RECORDS SHOWN
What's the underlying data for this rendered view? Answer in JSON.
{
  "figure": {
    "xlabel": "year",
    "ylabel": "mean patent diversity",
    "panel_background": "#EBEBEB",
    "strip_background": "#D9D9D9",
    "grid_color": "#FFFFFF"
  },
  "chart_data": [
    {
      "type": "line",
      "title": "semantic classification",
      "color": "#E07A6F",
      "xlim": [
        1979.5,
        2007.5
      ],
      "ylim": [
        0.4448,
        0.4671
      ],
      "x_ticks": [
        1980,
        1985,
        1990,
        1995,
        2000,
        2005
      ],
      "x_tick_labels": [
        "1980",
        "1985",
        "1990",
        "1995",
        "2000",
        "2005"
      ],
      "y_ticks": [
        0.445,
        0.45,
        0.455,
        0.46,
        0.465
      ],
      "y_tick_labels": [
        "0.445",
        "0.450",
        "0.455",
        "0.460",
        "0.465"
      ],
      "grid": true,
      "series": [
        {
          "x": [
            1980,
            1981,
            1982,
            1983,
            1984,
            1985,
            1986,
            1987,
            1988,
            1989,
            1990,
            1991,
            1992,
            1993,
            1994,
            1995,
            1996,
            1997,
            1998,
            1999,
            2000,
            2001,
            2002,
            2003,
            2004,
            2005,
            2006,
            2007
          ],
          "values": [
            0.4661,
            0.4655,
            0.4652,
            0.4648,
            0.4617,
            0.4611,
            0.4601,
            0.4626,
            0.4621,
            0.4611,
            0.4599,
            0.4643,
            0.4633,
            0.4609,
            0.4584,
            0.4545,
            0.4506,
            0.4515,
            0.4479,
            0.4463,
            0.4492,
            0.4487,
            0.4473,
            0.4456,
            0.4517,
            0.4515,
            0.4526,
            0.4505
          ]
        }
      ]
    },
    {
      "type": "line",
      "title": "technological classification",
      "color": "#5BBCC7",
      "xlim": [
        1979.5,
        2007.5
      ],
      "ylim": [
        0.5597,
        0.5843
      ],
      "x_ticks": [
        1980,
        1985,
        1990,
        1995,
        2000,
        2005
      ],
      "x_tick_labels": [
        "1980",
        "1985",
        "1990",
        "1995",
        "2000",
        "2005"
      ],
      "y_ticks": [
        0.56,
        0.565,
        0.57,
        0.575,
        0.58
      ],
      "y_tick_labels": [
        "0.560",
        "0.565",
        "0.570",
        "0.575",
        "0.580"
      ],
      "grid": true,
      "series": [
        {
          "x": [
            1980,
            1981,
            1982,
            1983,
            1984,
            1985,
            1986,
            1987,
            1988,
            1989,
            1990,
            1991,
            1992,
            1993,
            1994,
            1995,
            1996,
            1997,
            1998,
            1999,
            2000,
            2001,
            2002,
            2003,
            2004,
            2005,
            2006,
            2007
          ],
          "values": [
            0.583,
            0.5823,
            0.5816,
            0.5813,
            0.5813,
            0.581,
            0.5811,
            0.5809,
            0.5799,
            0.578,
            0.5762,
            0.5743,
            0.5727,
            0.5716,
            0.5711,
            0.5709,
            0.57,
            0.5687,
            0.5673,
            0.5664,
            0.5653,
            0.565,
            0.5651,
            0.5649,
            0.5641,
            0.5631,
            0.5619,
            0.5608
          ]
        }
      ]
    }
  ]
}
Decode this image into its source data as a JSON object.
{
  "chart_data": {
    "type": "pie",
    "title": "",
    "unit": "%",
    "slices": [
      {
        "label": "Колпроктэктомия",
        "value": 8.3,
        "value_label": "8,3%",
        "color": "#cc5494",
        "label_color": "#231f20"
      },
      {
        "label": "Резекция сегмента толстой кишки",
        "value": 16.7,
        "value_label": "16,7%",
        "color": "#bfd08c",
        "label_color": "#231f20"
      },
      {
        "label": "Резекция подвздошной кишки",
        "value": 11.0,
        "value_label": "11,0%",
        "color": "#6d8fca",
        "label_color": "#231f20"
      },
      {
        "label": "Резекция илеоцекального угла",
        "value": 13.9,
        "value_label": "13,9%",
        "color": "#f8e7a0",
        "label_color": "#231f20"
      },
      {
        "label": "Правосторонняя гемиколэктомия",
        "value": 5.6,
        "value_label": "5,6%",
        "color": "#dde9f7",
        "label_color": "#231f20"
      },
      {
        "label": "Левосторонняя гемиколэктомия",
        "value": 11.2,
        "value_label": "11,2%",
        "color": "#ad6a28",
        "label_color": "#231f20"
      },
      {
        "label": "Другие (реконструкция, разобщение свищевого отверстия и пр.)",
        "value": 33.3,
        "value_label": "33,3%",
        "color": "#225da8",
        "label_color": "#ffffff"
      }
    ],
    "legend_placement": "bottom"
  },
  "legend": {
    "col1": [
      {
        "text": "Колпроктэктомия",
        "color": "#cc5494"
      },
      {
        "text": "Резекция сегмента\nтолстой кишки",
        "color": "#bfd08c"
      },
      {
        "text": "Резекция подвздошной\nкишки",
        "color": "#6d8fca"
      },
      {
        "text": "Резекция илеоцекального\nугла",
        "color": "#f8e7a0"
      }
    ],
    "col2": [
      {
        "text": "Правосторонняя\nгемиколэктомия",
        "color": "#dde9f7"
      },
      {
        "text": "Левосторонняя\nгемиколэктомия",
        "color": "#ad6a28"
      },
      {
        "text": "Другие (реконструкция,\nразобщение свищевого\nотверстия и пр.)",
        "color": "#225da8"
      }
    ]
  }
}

THE TASK
Transcribe every entry exactly, omitting nothing.

RESULT FOR THIS TASK
What's the underlying data for this rendered view? Answer in JSON.
{
  "figure": {
    "xlabel": "year",
    "ylabel": "mean patent diversity",
    "panel_background": "#EBEBEB",
    "strip_background": "#D9D9D9",
    "grid_color": "#FFFFFF"
  },
  "chart_data": [
    {
      "type": "line",
      "title": "semantic classification",
      "color": "#E07A6F",
      "xlim": [
        1979.5,
        2007.5
      ],
      "ylim": [
        0.4448,
        0.4671
      ],
      "x_ticks": [
        1980,
        1985,
        1990,
        1995,
        2000,
        2005
      ],
      "x_tick_labels": [
        "1980",
        "1985",
        "1990",
        "1995",
        "2000",
        "2005"
      ],
      "y_ticks": [
        0.445,
        0.45,
        0.455,
        0.46,
        0.465
      ],
      "y_tick_labels": [
        "0.445",
        "0.450",
        "0.455",
        "0.460",
        "0.465"
      ],
      "grid": true,
      "series": [
        {
          "x": [
            1980,
            1981,
            1982,
            1983,
            1984,
            1985,
            1986,
            1987,
            1988,
            1989,
            1990,
            1991,
            1992,
            1993,
            1994,
            1995,
            1996,
            1997,
            1998,
            1999,
            2000,
            2001,
            2002,
            2003,
            2004,
            2005,
            2006,
            2007
          ],
          "values": [
            0.4661,
            0.4655,
            0.4652,
            0.4648,
            0.4617,
            0.4611,
            0.4601,
            0.4626,
            0.4621,
            0.4611,
            0.4599,
            0.4643,
            0.4633,
            0.4609,
            0.4584,
            0.4545,
            0.4506,
            0.4515,
            0.4479,
            0.4463,
            0.4492,
            0.4487,
            0.4473,
            0.4456,
            0.4517,
            0.4515,
            0.4526,
            0.4505
          ]
        }
      ]
    },
    {
      "type": "line",
      "title": "technological classification",
      "color": "#5BBCC7",
      "xlim": [
        1979.5,
        2007.5
      ],
      "ylim": [
        0.5597,
        0.5843
      ],
      "x_ticks": [
        1980,
        1985,
        1990,
        1995,
        2000,
        2005
      ],
      "x_tick_labels": [
        "1980",
        "1985",
        "1990",
        "1995",
        "2000",
        "2005"
      ],
      "y_ticks": [
        0.56,
        0.565,
        0.57,
        0.575,
        0.58
      ],
      "y_tick_labels": [
        "0.560",
        "0.565",
        "0.570",
        "0.575",
        "0.580"
      ],
      "grid": true,
      "series": [
        {
          "x": [
            1980,
            1981,
            1982,
            1983,
            1984,
            1985,
            1986,
            1987,
            1988,
            1989,
            1990,
            1991,
            1992,
            1993,
            1994,
            1995,
            1996,
            1997,
            1998,
            1999,
            2000,
            2001,
            2002,
            2003,
            2004,
            2005,
            2006,
            2007
          ],
          "values": [
            0.583,
            0.5823,
            0.5816,
            0.5813,
            0.5813,
            0.581,
            0.5811,
            0.5809,
            0.5799,
            0.578,
            0.5762,
            0.5743,
            0.5727,
            0.5716,
            0.5711,
            0.5709,
            0.57,
            0.5687,
            0.5673,
            0.5664,
            0.5653,
            0.565,
            0.5651,
            0.5649,
            0.5641,
            0.5631,
            0.5619,
            0.5608
          ]
        }
      ]
    }
  ]
}
Decode this image into its source data as a JSON object.
{
  "chart_data": {
    "type": "pie",
    "title": "",
    "unit": "%",
    "slices": [
      {
        "label": "Колпроктэктомия",
        "value": 8.3,
        "value_label": "8,3%",
        "color": "#cc5494",
        "label_color": "#231f20"
      },
      {
        "label": "Резекция сегмента толстой кишки",
        "value": 16.7,
        "value_label": "16,7%",
        "color": "#bfd08c",
        "label_color": "#231f20"
      },
      {
        "label": "Резекция подвздошной кишки",
        "value": 11.0,
        "value_label": "11,0%",
        "color": "#6d8fca",
        "label_color": "#231f20"
      },
      {
        "label": "Резекция илеоцекального угла",
        "value": 13.9,
        "value_label": "13,9%",
        "color": "#f8e7a0",
        "label_color": "#231f20"
      },
      {
        "label": "Правосторонняя гемиколэктомия",
        "value": 5.6,
        "value_label": "5,6%",
        "color": "#dde9f7",
        "label_color": "#231f20"
      },
      {
        "label": "Левосторонняя гемиколэктомия",
        "value": 11.2,
        "value_label": "11,2%",
        "color": "#ad6a28",
        "label_color": "#231f20"
      },
      {
        "label": "Другие (реконструкция, разобщение свищевого отверстия и пр.)",
        "value": 33.3,
        "value_label": "33,3%",
        "color": "#225da8",
        "label_color": "#ffffff"
      }
    ],
    "legend_placement": "bottom"
  },
  "legend": {
    "col1": [
      {
        "text": "Колпроктэктомия",
        "color": "#cc5494"
      },
      {
        "text": "Резекция сегмента\nтолстой кишки",
        "color": "#bfd08c"
      },
      {
        "text": "Резекция подвздошной\nкишки",
        "color": "#6d8fca"
      },
      {
        "text": "Резекция илеоцекального\nугла",
        "color": "#f8e7a0"
      }
    ],
    "col2": [
      {
        "text": "Правосторонняя\nгемиколэктомия",
        "color": "#dde9f7"
      },
      {
        "text": "Левосторонняя\nгемиколэктомия",
        "color": "#ad6a28"
      },
      {
        "text": "Другие (реконструкция,\nразобщение свищевого\nотверстия и пр.)",
        "color": "#225da8"
      }
    ]
  }
}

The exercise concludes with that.